STATED PROBLEM: Could you carry on the mailing-list text about the earliest Project Gutenberg etexts, picking up right after the last line shown?

TEXT TO READ:
This IS possible, since I was a BBS Sysop in 1984-1985 and did put a LOT
of the early Project Gutenberg works on the Champaign County Computer Club
BBS during those years for free download, which might have included the
earliest versions of Alice.  My own recollection is that I did Alice
no earlier than 1985, after I moved into this house in September,
because I seem to recall doing the typing and proofreading at this
very desk on an early incarnation of this same computer system.

60,900,000 hits for "e-book" OR ebook OR ebooks.

60,900,000 hits for bomb.

Give eBooks in 2006!!!


Michael S. Hart
Founder
Project Gutenberg

From jon at noring.name  Tue Jan 10 08:10:19 2006
From: jon at noring.name (Jon Noring)
Date: Tue Jan 10 08:10:34 2006
Subject: [gutvol-d] Intro from PG text #26 (source text from 1964-5)
In-Reply-To: <BFE87D6C.438B%radicks@bellsouth.net>
References: <BFE87D6C.438B%radicks@bellsouth.net>
Message-ID: <1291928104.20060110091019@noring.name>

Dick wrote:

> See the introduction to PG etext #26, Paradise Lost, identified
> there as "the oldest etext known to Project Gutenberg (ca. 1964-1965)"

[Raw records]

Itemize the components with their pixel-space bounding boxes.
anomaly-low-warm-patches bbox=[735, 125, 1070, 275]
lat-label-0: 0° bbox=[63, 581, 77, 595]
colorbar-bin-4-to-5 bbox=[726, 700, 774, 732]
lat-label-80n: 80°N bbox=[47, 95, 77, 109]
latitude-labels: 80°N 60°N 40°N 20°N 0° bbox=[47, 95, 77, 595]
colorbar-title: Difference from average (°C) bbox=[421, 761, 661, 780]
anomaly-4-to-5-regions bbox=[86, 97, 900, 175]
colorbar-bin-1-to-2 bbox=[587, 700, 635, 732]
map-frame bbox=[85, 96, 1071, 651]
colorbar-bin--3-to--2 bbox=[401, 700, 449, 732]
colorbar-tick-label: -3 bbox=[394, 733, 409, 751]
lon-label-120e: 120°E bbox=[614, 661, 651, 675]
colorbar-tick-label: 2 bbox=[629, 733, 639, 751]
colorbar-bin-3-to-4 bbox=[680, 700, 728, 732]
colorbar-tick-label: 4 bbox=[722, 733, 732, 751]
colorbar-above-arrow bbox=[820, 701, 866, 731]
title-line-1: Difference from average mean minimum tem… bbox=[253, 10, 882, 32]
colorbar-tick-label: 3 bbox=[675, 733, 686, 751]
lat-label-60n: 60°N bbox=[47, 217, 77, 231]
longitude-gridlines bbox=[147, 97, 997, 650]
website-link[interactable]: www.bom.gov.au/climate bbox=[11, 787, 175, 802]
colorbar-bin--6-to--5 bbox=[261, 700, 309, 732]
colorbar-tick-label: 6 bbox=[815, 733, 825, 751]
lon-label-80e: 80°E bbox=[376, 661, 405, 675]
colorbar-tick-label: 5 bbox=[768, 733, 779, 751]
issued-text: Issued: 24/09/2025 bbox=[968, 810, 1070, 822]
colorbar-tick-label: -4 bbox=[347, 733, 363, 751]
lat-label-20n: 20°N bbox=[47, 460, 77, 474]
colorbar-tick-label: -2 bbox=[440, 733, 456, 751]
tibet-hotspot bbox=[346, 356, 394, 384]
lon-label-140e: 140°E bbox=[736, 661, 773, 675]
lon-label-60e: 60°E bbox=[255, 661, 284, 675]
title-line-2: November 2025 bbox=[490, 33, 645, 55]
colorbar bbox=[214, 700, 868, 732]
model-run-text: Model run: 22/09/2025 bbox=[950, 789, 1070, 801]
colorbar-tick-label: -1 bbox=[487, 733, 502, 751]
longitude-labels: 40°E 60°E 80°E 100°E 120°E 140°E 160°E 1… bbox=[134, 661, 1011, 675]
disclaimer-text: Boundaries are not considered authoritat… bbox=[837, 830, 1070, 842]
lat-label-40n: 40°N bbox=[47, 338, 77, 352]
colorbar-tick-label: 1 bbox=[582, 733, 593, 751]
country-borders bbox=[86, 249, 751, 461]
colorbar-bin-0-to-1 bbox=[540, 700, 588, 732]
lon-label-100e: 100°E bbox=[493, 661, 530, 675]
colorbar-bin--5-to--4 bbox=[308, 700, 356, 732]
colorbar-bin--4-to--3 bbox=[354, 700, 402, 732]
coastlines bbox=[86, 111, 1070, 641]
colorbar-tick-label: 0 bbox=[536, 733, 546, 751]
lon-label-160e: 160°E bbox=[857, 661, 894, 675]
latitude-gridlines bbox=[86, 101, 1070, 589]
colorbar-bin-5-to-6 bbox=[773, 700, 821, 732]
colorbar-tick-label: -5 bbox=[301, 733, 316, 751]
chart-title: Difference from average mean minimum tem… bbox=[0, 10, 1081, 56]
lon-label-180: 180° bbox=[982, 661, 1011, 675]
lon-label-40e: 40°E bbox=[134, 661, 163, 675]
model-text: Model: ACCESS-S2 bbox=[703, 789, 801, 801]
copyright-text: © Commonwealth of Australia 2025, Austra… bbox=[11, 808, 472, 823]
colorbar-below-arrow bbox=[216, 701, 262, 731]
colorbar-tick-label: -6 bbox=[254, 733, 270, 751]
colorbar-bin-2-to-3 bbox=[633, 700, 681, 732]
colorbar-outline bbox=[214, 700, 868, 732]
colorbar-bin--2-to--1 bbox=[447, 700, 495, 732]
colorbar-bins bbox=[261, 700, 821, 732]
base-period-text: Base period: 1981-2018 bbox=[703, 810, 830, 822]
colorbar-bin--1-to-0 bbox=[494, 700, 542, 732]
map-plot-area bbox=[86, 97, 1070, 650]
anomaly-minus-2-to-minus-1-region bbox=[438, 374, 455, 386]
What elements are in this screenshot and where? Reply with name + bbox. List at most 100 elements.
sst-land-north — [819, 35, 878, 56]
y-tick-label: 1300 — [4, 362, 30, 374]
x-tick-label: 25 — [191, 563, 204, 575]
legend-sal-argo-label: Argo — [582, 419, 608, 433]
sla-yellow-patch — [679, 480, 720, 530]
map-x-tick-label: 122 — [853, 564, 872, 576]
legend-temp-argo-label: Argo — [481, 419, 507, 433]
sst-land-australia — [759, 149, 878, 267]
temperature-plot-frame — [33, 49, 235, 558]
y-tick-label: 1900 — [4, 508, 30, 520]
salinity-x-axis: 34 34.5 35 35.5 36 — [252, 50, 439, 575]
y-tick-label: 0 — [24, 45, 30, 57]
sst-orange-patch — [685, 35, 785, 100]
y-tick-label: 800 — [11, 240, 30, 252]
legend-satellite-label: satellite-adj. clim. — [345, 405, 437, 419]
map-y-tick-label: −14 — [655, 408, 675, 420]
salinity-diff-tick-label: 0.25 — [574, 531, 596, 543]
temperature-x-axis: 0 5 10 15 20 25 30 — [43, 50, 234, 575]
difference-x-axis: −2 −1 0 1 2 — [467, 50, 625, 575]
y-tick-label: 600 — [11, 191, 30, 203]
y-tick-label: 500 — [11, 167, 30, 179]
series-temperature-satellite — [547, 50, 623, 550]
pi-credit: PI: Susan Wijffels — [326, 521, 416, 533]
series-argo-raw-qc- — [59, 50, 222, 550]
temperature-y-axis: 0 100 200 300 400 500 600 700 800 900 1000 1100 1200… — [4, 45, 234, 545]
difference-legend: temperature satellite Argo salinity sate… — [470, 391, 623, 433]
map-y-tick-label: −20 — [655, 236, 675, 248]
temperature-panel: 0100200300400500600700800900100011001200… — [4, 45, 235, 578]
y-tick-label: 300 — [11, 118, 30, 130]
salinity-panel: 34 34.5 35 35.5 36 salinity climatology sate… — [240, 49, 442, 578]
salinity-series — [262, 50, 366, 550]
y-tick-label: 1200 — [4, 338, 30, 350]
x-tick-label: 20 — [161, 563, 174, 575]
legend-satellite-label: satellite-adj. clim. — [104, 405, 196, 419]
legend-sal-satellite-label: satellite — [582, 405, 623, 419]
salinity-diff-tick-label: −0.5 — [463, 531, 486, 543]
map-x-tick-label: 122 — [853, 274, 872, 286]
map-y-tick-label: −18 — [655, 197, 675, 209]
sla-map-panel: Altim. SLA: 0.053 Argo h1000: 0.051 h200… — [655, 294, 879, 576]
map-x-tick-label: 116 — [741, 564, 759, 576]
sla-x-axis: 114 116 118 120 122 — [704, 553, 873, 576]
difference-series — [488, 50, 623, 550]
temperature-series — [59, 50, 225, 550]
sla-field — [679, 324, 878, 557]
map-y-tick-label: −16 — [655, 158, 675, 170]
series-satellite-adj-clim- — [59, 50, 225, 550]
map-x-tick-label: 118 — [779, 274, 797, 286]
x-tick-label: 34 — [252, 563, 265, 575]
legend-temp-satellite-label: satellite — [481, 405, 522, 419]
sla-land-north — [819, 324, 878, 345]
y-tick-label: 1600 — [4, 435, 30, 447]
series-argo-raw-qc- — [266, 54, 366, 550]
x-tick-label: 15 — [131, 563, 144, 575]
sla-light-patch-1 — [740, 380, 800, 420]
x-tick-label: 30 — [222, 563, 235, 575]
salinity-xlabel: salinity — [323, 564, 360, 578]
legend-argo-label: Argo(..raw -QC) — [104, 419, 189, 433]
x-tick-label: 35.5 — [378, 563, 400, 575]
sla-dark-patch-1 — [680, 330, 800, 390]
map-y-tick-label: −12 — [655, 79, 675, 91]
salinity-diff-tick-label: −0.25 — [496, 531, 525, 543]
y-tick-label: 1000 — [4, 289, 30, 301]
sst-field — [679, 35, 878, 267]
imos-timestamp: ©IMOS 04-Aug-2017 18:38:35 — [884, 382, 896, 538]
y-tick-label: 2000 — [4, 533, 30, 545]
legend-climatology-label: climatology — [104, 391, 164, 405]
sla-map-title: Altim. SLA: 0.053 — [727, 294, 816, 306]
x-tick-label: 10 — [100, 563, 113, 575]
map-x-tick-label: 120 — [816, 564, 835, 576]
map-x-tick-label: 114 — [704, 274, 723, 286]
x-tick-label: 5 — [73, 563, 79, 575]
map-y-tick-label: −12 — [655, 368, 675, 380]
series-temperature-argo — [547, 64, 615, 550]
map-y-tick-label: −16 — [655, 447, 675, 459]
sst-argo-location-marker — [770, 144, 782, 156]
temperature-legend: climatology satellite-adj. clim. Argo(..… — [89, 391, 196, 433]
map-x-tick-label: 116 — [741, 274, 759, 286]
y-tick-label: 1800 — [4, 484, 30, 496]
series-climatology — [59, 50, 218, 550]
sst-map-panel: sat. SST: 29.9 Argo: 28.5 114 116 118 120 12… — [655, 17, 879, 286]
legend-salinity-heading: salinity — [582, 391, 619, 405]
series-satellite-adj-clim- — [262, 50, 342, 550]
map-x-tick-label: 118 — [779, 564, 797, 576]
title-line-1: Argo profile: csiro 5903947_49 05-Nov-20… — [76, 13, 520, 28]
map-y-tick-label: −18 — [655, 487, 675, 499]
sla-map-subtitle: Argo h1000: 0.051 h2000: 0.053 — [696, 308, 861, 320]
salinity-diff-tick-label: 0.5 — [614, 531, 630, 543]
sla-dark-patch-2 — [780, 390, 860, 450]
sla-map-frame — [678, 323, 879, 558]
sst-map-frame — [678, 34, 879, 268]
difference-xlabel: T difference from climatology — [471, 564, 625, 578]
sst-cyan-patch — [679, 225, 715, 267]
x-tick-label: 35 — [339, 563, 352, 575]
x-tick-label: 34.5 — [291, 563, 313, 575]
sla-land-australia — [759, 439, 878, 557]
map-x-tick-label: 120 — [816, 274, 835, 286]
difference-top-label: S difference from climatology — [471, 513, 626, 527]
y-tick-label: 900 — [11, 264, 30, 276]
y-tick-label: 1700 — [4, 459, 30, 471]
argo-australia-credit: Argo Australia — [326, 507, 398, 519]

OUTPUT:
Wow!

Here's the Intro of that text detailing the source of the original
etext. Undoubtedly Michael Hart wrote this introduction since it is
nicely right-justified. <smile/> A comment and question below.

*******************************************************************

Introduction  (one page)
 
This etext was originally created in 1964-1965 according to Dr. 
Joseph Raben of Queens College, NY, to whom it is attributed by 
Project Gutenberg.  We had heard of this etext for years but it 
was not until 1991 that we actually managed to track it down to 
a specific location, and then it took months to convince people 
to let us have a copy, then more months for them actually to do 
the copying and get it to us.  Then another month to convert to 
something we could massage with our favorite 486 in DOS.  After 
that is was only a matter of days to get it into this shape you 
will see below.  The original was, of course, in CAPS only, and 
so were all the other etexts of the 60's and early 70's.  Don't 
let anyone fool you into thinking any etext with both upper and 
lower case is an original; all those original Project Gutenberg 
etexts were also in upper case and were translated or rewritten 
many times to get them into their current condition.  They have 
been worked on by many people throughout the world.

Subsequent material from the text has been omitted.